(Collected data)
□ □ □
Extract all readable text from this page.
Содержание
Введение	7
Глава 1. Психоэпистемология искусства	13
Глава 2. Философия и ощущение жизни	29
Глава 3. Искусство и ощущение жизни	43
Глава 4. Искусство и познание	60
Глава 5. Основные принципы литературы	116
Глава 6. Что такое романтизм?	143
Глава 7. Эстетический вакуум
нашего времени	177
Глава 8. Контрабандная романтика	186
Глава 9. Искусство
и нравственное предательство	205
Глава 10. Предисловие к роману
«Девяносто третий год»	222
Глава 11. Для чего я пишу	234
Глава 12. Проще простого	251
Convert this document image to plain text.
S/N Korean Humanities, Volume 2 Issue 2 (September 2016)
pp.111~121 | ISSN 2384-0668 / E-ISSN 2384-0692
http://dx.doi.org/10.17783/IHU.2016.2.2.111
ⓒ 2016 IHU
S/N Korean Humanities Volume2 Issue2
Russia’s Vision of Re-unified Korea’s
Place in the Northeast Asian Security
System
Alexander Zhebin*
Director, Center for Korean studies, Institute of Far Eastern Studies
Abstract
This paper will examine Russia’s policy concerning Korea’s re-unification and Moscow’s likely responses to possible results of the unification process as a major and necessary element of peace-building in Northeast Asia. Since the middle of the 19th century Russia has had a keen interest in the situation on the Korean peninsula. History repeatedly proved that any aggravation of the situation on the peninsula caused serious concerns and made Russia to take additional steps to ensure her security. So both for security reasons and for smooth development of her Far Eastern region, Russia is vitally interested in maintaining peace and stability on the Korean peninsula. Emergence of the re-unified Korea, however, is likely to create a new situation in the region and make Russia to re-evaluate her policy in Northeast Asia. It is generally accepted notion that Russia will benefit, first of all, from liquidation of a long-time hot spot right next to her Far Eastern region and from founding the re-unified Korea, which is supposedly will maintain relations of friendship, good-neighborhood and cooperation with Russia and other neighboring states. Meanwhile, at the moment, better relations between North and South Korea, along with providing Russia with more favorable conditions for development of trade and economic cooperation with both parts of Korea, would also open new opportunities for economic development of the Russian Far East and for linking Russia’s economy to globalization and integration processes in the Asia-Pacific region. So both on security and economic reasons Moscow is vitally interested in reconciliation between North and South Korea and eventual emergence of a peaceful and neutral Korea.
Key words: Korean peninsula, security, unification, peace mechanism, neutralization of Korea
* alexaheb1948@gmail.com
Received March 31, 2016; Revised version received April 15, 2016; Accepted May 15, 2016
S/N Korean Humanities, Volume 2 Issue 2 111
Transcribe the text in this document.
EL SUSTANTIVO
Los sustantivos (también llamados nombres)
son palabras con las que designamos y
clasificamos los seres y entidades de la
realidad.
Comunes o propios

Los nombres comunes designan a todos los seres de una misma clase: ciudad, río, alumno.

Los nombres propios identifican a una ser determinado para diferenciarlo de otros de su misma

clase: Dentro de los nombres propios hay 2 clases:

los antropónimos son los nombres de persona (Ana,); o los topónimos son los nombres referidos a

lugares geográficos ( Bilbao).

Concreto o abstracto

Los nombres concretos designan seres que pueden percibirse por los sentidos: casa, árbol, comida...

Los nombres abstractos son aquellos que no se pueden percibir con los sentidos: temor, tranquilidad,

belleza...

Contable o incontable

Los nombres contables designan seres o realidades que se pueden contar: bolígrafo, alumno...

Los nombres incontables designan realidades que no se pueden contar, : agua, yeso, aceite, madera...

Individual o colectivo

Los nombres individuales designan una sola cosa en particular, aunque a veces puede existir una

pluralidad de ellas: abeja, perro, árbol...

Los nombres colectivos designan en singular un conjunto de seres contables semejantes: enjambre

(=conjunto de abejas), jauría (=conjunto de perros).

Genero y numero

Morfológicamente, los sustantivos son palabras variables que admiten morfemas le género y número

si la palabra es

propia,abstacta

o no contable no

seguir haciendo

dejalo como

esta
□ □ □
WHAT THE TASK REQUIRES: Would you give the material above again, complete and exact?

RESULT:
Extract all readable text from this page.
Содержание
Введение	7
Глава 1. Психоэпистемология искусства	13
Глава 2. Философия и ощущение жизни	29
Глава 3. Искусство и ощущение жизни	43
Глава 4. Искусство и познание	60
Глава 5. Основные принципы литературы	116
Глава 6. Что такое романтизм?	143
Глава 7. Эстетический вакуум
нашего времени	177
Глава 8. Контрабандная романтика	186
Глава 9. Искусство
и нравственное предательство	205
Глава 10. Предисловие к роману
«Девяносто третий год»	222
Глава 11. Для чего я пишу	234
Глава 12. Проще простого	251
Convert this document image to plain text.
S/N Korean Humanities, Volume 2 Issue 2 (September 2016)
pp.111~121 | ISSN 2384-0668 / E-ISSN 2384-0692
http://dx.doi.org/10.17783/IHU.2016.2.2.111
ⓒ 2016 IHU
S/N Korean Humanities Volume2 Issue2
Russia’s Vision of Re-unified Korea’s
Place in the Northeast Asian Security
System
Alexander Zhebin*
Director, Center for Korean studies, Institute of Far Eastern Studies
Abstract
This paper will examine Russia’s policy concerning Korea’s re-unification and Moscow’s likely responses to possible results of the unification process as a major and necessary element of peace-building in Northeast Asia. Since the middle of the 19th century Russia has had a keen interest in the situation on the Korean peninsula. History repeatedly proved that any aggravation of the situation on the peninsula caused serious concerns and made Russia to take additional steps to ensure her security. So both for security reasons and for smooth development of her Far Eastern region, Russia is vitally interested in maintaining peace and stability on the Korean peninsula. Emergence of the re-unified Korea, however, is likely to create a new situation in the region and make Russia to re-evaluate her policy in Northeast Asia. It is generally accepted notion that Russia will benefit, first of all, from liquidation of a long-time hot spot right next to her Far Eastern region and from founding the re-unified Korea, which is supposedly will maintain relations of friendship, good-neighborhood and cooperation with Russia and other neighboring states. Meanwhile, at the moment, better relations between North and South Korea, along with providing Russia with more favorable conditions for development of trade and economic cooperation with both parts of Korea, would also open new opportunities for economic development of the Russian Far East and for linking Russia’s economy to globalization and integration processes in the Asia-Pacific region. So both on security and economic reasons Moscow is vitally interested in reconciliation between North and South Korea and eventual emergence of a peaceful and neutral Korea.
Key words: Korean peninsula, security, unification, peace mechanism, neutralization of Korea
* alexaheb1948@gmail.com
Received March 31, 2016; Revised version received April 15, 2016; Accepted May 15, 2016
S/N Korean Humanities, Volume 2 Issue 2 111
Transcribe the text in this document.
EL SUSTANTIVO
Los sustantivos (también llamados nombres)
son palabras con las que designamos y
clasificamos los seres y entidades de la
realidad.
Comunes o propios

Los nombres comunes designan a todos los seres de una misma clase: ciudad, río, alumno.

Los nombres propios identifican a una ser determinado para diferenciarlo de otros de su misma

clase: Dentro de los nombres propios hay 2 clases:

los antropónimos son los nombres de persona (Ana,); o los topónimos son los nombres referidos a

lugares geográficos ( Bilbao).

Concreto o abstracto

Los nombres concretos designan seres que pueden percibirse por los sentidos: casa, árbol, comida...

Los nombres abstractos son aquellos que no se pueden percibir con los sentidos: temor, tranquilidad,

belleza...

Contable o incontable

Los nombres contables designan seres o realidades que se pueden contar: bolígrafo, alumno...

Los nombres incontables designan realidades que no se pueden contar, : agua, yeso, aceite, madera...

Individual o colectivo

Los nombres individuales designan una sola cosa en particular, aunque a veces puede existir una

pluralidad de ellas: abeja, perro, árbol...

Los nombres colectivos designan en singular un conjunto de seres contables semejantes: enjambre

(=conjunto de abejas), jauría (=conjunto de perros).

Genero y numero

Morfológicamente, los sustantivos son palabras variables que admiten morfemas le género y número

si la palabra es

propia,abstacta

o no contable no

seguir haciendo

dejalo como

esta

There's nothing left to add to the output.